■ **INSTRUCTIONS FOR THE TASK**
Every line of the data that contains the string "statistical" must be copied.

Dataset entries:

========================================================================

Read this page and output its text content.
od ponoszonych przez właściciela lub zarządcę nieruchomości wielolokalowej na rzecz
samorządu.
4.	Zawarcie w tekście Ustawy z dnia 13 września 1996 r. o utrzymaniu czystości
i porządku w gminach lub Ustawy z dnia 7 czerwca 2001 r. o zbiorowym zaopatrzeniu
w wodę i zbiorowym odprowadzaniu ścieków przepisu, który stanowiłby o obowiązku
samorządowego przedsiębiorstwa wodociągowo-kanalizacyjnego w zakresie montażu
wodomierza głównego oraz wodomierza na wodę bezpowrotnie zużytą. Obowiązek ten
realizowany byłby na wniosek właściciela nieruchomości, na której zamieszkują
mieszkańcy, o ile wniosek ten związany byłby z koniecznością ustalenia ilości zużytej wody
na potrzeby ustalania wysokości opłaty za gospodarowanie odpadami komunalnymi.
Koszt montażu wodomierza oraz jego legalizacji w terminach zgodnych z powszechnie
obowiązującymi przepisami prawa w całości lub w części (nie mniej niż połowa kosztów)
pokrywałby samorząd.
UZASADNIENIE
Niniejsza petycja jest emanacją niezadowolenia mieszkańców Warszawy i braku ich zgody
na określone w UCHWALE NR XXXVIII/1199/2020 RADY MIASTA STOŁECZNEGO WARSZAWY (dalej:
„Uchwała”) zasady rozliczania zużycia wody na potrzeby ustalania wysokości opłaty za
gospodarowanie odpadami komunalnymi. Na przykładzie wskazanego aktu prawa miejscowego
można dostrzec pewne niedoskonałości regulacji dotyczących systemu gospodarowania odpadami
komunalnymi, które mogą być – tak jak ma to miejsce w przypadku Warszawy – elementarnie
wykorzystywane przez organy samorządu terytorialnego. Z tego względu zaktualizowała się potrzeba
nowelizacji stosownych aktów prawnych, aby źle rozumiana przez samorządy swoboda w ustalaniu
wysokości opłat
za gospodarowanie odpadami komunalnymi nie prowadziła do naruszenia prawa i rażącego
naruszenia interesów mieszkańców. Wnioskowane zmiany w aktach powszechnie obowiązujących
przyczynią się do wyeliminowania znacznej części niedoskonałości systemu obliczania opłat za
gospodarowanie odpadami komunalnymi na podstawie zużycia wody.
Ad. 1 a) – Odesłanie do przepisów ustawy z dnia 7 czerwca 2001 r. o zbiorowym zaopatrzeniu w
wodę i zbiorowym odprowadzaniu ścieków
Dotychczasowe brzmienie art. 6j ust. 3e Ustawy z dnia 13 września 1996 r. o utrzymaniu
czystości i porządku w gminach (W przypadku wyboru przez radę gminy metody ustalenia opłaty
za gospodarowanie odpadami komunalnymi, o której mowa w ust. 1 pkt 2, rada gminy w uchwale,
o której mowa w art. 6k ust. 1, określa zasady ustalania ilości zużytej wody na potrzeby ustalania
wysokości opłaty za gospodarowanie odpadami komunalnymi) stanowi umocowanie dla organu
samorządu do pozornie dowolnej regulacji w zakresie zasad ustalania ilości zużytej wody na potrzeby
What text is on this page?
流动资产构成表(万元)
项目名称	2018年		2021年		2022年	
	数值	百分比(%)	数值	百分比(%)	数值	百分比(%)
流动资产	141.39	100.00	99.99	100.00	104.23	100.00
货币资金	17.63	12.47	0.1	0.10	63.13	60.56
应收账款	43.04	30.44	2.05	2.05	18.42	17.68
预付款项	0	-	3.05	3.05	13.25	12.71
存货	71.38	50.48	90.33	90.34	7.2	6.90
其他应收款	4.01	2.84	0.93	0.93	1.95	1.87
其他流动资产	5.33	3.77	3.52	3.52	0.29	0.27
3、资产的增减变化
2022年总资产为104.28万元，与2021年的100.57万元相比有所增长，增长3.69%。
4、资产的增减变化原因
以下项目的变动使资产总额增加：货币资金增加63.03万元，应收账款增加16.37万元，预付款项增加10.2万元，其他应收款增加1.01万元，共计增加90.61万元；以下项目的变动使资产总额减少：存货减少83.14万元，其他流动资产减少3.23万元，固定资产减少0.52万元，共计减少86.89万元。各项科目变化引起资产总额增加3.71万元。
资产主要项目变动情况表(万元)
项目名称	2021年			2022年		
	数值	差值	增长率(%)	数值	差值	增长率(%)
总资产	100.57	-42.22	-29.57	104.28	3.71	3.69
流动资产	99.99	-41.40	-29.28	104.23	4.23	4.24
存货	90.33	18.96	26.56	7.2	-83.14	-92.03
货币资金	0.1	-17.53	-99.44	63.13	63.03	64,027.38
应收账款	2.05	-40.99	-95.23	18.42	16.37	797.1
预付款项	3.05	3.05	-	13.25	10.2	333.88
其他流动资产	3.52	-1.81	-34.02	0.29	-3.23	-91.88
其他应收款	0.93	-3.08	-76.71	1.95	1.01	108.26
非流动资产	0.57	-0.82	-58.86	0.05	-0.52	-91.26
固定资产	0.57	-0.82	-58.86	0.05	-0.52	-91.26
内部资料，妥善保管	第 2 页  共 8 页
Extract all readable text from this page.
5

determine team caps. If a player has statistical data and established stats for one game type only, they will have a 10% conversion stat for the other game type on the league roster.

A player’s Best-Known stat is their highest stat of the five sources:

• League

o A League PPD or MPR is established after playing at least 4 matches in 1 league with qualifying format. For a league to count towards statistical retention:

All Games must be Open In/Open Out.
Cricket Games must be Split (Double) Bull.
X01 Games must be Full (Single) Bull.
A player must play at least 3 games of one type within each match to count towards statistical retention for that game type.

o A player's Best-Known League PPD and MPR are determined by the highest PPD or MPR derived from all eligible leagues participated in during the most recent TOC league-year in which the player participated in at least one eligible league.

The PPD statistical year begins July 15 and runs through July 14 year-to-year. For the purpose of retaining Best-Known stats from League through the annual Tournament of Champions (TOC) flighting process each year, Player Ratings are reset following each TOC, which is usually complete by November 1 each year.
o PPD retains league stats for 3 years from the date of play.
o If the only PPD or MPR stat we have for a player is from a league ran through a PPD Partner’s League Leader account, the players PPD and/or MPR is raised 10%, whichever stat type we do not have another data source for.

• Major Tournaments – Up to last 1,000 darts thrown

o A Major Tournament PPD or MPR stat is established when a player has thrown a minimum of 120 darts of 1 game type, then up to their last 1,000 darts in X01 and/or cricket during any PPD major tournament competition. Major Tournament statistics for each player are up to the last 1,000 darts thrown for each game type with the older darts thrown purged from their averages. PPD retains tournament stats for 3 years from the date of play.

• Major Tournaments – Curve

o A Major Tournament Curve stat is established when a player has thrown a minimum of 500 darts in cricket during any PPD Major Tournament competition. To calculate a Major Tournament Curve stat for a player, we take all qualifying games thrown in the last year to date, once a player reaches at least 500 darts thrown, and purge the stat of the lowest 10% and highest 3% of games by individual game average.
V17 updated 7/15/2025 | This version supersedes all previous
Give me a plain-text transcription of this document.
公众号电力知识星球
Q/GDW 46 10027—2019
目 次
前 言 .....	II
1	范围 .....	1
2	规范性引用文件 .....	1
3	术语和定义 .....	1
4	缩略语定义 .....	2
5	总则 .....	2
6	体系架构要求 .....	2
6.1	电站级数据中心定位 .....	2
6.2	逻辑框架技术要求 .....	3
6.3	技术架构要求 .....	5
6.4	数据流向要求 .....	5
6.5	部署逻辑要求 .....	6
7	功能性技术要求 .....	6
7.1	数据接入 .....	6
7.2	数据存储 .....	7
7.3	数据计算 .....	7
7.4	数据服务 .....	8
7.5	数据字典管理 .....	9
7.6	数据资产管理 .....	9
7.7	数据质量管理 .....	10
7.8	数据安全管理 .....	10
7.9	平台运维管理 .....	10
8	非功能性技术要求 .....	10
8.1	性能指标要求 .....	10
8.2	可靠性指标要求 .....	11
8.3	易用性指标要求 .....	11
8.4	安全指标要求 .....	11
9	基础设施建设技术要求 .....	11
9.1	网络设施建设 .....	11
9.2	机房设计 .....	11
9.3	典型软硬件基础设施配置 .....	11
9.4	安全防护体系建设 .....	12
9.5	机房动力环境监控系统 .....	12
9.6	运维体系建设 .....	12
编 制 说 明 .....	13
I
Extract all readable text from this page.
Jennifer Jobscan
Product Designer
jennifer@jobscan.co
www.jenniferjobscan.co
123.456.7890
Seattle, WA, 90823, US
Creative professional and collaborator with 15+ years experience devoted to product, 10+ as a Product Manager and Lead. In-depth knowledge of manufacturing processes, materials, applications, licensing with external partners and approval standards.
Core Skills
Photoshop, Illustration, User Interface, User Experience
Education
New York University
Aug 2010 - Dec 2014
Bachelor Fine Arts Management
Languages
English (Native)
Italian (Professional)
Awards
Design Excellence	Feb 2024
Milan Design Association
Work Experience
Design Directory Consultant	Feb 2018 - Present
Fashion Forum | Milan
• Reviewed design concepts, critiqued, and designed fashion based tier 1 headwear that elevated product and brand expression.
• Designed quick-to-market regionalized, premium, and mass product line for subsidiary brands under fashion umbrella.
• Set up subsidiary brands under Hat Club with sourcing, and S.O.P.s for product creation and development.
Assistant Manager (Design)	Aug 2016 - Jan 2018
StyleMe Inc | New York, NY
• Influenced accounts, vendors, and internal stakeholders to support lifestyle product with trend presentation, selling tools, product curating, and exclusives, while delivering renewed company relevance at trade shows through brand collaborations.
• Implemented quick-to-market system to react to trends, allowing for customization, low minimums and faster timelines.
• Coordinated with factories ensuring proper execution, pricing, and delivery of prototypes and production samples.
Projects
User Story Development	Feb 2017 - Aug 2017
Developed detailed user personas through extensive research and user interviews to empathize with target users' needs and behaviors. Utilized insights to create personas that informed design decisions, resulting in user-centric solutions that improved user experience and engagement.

========================================================================

■ **RESPONSE TO THIS TASK**
determine team caps. If a player has statistical data and established stats for one game type only, they will have a 10% conversion stat for the other game type on the league roster.
o A League PPD or MPR is established after playing at least 4 matches in 1 league with qualifying format. For a league to count towards statistical retention:
A player must play at least 3 games of one type within each match to count towards statistical retention for that game type.
The PPD statistical year begins July 15 and runs through July 14 year-to-year. For the purpose of retaining Best-Known stats from League through the annual Tournament of Champions (TOC) flighting process each year, Player Ratings are reset following each TOC, which is usually complete by November 1 each year.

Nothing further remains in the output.